### Exercise instructions:
Count lines with the string "name" in them. State the number alone.

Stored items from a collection
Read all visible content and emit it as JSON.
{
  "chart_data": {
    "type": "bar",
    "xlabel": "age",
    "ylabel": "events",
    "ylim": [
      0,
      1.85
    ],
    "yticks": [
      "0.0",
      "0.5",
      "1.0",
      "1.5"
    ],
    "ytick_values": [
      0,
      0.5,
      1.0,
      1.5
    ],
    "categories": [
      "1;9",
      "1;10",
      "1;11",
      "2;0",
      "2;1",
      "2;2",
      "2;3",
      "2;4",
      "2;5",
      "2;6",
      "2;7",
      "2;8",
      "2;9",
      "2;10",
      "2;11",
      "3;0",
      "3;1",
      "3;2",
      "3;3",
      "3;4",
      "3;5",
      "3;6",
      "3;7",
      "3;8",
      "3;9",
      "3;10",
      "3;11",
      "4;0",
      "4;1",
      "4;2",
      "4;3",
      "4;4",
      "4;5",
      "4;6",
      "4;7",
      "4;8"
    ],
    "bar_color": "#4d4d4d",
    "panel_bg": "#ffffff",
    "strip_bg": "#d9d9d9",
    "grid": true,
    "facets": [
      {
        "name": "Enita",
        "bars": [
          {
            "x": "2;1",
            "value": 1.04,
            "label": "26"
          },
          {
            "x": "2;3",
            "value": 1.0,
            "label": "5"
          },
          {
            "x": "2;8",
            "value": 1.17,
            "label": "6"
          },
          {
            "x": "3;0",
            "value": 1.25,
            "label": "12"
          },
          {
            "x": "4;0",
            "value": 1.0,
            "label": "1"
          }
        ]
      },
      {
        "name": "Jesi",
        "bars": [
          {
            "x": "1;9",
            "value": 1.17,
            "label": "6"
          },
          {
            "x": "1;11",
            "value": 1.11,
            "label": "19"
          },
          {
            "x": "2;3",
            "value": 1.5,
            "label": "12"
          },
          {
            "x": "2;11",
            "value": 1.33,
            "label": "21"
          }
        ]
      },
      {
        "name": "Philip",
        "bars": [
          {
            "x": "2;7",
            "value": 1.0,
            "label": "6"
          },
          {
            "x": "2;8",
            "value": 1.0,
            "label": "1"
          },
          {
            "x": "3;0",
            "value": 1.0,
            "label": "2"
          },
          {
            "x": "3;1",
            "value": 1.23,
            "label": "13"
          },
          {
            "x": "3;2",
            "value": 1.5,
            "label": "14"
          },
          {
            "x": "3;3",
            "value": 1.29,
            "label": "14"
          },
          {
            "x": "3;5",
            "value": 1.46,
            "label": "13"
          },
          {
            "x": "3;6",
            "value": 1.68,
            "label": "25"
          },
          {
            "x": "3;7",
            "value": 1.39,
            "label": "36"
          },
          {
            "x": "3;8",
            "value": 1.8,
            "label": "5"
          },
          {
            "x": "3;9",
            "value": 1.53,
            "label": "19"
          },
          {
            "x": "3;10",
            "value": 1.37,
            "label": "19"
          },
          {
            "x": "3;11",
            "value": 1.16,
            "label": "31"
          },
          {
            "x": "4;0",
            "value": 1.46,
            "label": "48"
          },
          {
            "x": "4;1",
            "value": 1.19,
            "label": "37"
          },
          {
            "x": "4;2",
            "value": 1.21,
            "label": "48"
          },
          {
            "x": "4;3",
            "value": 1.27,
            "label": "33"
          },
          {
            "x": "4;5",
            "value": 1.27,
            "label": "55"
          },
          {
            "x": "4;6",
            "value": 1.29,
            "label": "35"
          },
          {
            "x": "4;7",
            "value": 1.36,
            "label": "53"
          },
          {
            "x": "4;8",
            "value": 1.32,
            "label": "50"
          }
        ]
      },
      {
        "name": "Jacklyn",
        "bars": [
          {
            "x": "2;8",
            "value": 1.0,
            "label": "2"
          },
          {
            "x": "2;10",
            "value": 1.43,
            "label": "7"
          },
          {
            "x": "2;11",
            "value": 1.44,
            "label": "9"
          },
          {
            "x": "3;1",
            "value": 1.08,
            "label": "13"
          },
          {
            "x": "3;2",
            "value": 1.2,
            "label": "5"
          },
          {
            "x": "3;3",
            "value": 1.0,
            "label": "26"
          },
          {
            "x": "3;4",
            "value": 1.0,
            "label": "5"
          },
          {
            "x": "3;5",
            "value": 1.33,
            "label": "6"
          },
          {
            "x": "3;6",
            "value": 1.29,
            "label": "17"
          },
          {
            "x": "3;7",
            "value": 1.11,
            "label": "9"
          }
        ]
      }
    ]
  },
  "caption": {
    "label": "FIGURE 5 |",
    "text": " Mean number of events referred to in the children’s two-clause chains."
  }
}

### Result below:
4